Set exercise: Please print every line of the listing below word for word, changing nothing.

[Start of Given data]

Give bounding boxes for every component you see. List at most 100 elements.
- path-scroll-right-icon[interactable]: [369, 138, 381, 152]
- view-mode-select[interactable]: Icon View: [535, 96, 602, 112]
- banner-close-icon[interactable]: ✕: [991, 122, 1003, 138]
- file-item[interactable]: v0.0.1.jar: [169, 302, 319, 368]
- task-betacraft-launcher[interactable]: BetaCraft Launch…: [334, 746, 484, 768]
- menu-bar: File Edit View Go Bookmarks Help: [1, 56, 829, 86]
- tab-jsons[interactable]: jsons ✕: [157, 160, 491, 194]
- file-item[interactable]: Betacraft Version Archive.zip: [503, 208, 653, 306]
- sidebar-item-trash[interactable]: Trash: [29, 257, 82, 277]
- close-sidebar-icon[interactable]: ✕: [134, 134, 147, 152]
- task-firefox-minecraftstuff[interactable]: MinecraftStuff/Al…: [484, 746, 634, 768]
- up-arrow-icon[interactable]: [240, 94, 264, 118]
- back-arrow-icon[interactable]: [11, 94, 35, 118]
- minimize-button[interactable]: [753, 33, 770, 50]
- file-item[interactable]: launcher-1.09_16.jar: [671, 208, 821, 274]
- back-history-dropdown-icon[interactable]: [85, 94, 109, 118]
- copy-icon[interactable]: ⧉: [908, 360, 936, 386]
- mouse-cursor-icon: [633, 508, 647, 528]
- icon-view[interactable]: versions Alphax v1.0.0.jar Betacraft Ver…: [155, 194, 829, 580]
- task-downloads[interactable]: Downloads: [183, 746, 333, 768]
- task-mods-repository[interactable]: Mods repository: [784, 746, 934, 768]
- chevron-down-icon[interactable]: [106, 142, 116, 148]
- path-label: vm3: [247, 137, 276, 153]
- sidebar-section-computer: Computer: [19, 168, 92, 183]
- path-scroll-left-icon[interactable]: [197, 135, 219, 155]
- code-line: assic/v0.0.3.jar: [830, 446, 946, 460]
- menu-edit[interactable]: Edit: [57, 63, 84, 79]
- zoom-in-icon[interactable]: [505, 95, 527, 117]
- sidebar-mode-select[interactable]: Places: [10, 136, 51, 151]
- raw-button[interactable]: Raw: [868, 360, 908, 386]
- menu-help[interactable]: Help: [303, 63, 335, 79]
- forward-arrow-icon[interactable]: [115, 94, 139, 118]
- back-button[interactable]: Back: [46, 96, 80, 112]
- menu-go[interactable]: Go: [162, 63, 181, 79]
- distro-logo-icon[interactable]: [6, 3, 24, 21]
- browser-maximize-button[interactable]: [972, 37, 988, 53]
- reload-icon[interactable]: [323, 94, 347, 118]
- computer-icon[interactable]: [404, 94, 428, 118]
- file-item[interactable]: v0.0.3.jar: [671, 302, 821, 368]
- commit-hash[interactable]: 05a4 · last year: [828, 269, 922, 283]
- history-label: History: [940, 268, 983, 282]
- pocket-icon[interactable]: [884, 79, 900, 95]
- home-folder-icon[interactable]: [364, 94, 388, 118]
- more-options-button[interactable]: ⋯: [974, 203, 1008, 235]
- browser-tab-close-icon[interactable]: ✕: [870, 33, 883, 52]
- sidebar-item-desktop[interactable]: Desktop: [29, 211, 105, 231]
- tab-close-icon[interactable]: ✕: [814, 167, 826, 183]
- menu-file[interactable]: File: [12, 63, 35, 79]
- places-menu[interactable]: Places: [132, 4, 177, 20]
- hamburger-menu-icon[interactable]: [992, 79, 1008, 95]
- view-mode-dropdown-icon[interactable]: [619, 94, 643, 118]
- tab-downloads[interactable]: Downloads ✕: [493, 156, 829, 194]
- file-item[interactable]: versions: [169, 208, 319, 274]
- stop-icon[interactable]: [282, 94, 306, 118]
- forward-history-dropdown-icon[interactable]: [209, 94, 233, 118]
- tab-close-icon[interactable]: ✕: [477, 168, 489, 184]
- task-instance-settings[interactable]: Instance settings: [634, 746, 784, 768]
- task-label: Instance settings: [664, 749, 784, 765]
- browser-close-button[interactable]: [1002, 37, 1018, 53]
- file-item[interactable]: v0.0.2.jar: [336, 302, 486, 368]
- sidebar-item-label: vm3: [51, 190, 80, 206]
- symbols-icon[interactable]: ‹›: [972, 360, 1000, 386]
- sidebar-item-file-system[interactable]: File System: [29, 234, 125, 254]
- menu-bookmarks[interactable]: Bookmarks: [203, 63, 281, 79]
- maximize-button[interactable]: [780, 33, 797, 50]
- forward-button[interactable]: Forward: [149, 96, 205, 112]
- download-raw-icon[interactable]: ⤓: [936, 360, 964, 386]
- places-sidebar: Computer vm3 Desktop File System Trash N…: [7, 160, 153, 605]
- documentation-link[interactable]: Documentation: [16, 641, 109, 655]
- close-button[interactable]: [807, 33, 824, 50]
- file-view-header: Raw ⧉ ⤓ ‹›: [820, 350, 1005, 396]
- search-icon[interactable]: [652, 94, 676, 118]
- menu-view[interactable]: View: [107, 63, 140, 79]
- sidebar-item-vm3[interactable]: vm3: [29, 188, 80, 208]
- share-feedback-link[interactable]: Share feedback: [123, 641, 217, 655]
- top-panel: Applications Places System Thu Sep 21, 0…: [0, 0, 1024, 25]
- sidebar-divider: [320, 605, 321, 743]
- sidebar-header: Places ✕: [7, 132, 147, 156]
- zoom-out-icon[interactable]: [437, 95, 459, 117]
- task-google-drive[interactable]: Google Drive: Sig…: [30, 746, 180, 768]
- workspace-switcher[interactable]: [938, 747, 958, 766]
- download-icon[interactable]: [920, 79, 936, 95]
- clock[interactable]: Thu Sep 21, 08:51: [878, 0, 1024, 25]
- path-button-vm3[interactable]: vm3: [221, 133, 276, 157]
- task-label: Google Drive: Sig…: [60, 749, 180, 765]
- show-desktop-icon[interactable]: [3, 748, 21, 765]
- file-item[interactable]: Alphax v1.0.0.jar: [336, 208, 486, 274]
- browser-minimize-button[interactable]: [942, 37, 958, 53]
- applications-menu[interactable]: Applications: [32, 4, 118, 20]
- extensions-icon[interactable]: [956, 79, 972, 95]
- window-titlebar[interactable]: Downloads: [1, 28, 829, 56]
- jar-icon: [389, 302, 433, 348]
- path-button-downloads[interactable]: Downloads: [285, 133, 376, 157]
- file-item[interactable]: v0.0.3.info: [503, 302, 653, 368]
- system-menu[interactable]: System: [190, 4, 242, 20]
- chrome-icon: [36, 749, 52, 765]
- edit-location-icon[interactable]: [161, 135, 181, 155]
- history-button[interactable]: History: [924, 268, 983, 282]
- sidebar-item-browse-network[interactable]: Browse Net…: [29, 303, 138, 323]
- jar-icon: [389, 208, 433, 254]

[End of Given data]

Result:
Give bounding boxes for every component you see. List at most 100 elements.
- path-scroll-right-icon[interactable]: [369, 138, 381, 152]
- view-mode-select[interactable]: Icon View: [535, 96, 602, 112]
- banner-close-icon[interactable]: ✕: [991, 122, 1003, 138]
- file-item[interactable]: v0.0.1.jar: [169, 302, 319, 368]
- task-betacraft-launcher[interactable]: BetaCraft Launch…: [334, 746, 484, 768]
- menu-bar: File Edit View Go Bookmarks Help: [1, 56, 829, 86]
- tab-jsons[interactable]: jsons ✕: [157, 160, 491, 194]
- file-item[interactable]: Betacraft Version Archive.zip: [503, 208, 653, 306]
- sidebar-item-trash[interactable]: Trash: [29, 257, 82, 277]
- close-sidebar-icon[interactable]: ✕: [134, 134, 147, 152]
- task-firefox-minecraftstuff[interactable]: MinecraftStuff/Al…: [484, 746, 634, 768]
- up-arrow-icon[interactable]: [240, 94, 264, 118]
- back-arrow-icon[interactable]: [11, 94, 35, 118]
- minimize-button[interactable]: [753, 33, 770, 50]
- file-item[interactable]: launcher-1.09_16.jar: [671, 208, 821, 274]
- back-history-dropdown-icon[interactable]: [85, 94, 109, 118]
- copy-icon[interactable]: ⧉: [908, 360, 936, 386]
- mouse-cursor-icon: [633, 508, 647, 528]
- icon-view[interactable]: versions Alphax v1.0.0.jar Betacraft Ver…: [155, 194, 829, 580]
- task-downloads[interactable]: Downloads: [183, 746, 333, 768]
- task-mods-repository[interactable]: Mods repository: [784, 746, 934, 768]
- chevron-down-icon[interactable]: [106, 142, 116, 148]
- path-label: vm3: [247, 137, 276, 153]
- sidebar-section-computer: Computer: [19, 168, 92, 183]
- path-scroll-left-icon[interactable]: [197, 135, 219, 155]
- code-line: assic/v0.0.3.jar: [830, 446, 946, 460]
- menu-edit[interactable]: Edit: [57, 63, 84, 79]
- zoom-in-icon[interactable]: [505, 95, 527, 117]
- sidebar-mode-select[interactable]: Places: [10, 136, 51, 151]
- raw-button[interactable]: Raw: [868, 360, 908, 386]
- menu-help[interactable]: Help: [303, 63, 335, 79]
- forward-arrow-icon[interactable]: [115, 94, 139, 118]
- back-button[interactable]: Back: [46, 96, 80, 112]
- menu-go[interactable]: Go: [162, 63, 181, 79]
- distro-logo-icon[interactable]: [6, 3, 24, 21]
- browser-maximize-button[interactable]: [972, 37, 988, 53]
- reload-icon[interactable]: [323, 94, 347, 118]
- computer-icon[interactable]: [404, 94, 428, 118]
- file-item[interactable]: v0.0.3.jar: [671, 302, 821, 368]
- commit-hash[interactable]: 05a4 · last year: [828, 269, 922, 283]
- history-label: History: [940, 268, 983, 282]
- pocket-icon[interactable]: [884, 79, 900, 95]
- home-folder-icon[interactable]: [364, 94, 388, 118]
- more-options-button[interactable]: ⋯: [974, 203, 1008, 235]
- browser-tab-close-icon[interactable]: ✕: [870, 33, 883, 52]
- sidebar-item-desktop[interactable]: Desktop: [29, 211, 105, 231]
- tab-close-icon[interactable]: ✕: [814, 167, 826, 183]
- menu-file[interactable]: File: [12, 63, 35, 79]
- places-menu[interactable]: Places: [132, 4, 177, 20]
- hamburger-menu-icon[interactable]: [992, 79, 1008, 95]
- view-mode-dropdown-icon[interactable]: [619, 94, 643, 118]
- tab-downloads[interactable]: Downloads ✕: [493, 156, 829, 194]
- file-item[interactable]: versions: [169, 208, 319, 274]
- stop-icon[interactable]: [282, 94, 306, 118]
- forward-history-dropdown-icon[interactable]: [209, 94, 233, 118]
- tab-close-icon[interactable]: ✕: [477, 168, 489, 184]
- task-instance-settings[interactable]: Instance settings: [634, 746, 784, 768]
- task-label: Instance settings: [664, 749, 784, 765]
- browser-close-button[interactable]: [1002, 37, 1018, 53]
- file-item[interactable]: v0.0.2.jar: [336, 302, 486, 368]
- sidebar-item-label: vm3: [51, 190, 80, 206]
- symbols-icon[interactable]: ‹›: [972, 360, 1000, 386]
- sidebar-item-file-system[interactable]: File System: [29, 234, 125, 254]
- menu-bookmarks[interactable]: Bookmarks: [203, 63, 281, 79]
- maximize-button[interactable]: [780, 33, 797, 50]
- forward-button[interactable]: Forward: [149, 96, 205, 112]
- download-raw-icon[interactable]: ⤓: [936, 360, 964, 386]
- places-sidebar: Computer vm3 Desktop File System Trash N…: [7, 160, 153, 605]
- documentation-link[interactable]: Documentation: [16, 641, 109, 655]
- close-button[interactable]: [807, 33, 824, 50]
- file-view-header: Raw ⧉ ⤓ ‹›: [820, 350, 1005, 396]
- search-icon[interactable]: [652, 94, 676, 118]
- menu-view[interactable]: View: [107, 63, 140, 79]
- sidebar-item-vm3[interactable]: vm3: [29, 188, 80, 208]
- share-feedback-link[interactable]: Share feedback: [123, 641, 217, 655]
- top-panel: Applications Places System Thu Sep 21, 0…: [0, 0, 1024, 25]
- sidebar-divider: [320, 605, 321, 743]
- sidebar-header: Places ✕: [7, 132, 147, 156]
- zoom-out-icon[interactable]: [437, 95, 459, 117]
- task-google-drive[interactable]: Google Drive: Sig…: [30, 746, 180, 768]
- workspace-switcher[interactable]: [938, 747, 958, 766]
- download-icon[interactable]: [920, 79, 936, 95]
- clock[interactable]: Thu Sep 21, 08:51: [878, 0, 1024, 25]
- path-button-vm3[interactable]: vm3: [221, 133, 276, 157]
- task-label: Google Drive: Sig…: [60, 749, 180, 765]
- show-desktop-icon[interactable]: [3, 748, 21, 765]
- file-item[interactable]: Alphax v1.0.0.jar: [336, 208, 486, 274]
- browser-minimize-button[interactable]: [942, 37, 958, 53]
- applications-menu[interactable]: Applications: [32, 4, 118, 20]
- extensions-icon[interactable]: [956, 79, 972, 95]
- window-titlebar[interactable]: Downloads: [1, 28, 829, 56]
- jar-icon: [389, 302, 433, 348]
- path-button-downloads[interactable]: Downloads: [285, 133, 376, 157]
- file-item[interactable]: v0.0.3.info: [503, 302, 653, 368]
- system-menu[interactable]: System: [190, 4, 242, 20]
- chrome-icon: [36, 749, 52, 765]
- edit-location-icon[interactable]: [161, 135, 181, 155]
- history-button[interactable]: History: [924, 268, 983, 282]
- sidebar-item-browse-network[interactable]: Browse Net…: [29, 303, 138, 323]
- jar-icon: [389, 208, 433, 254]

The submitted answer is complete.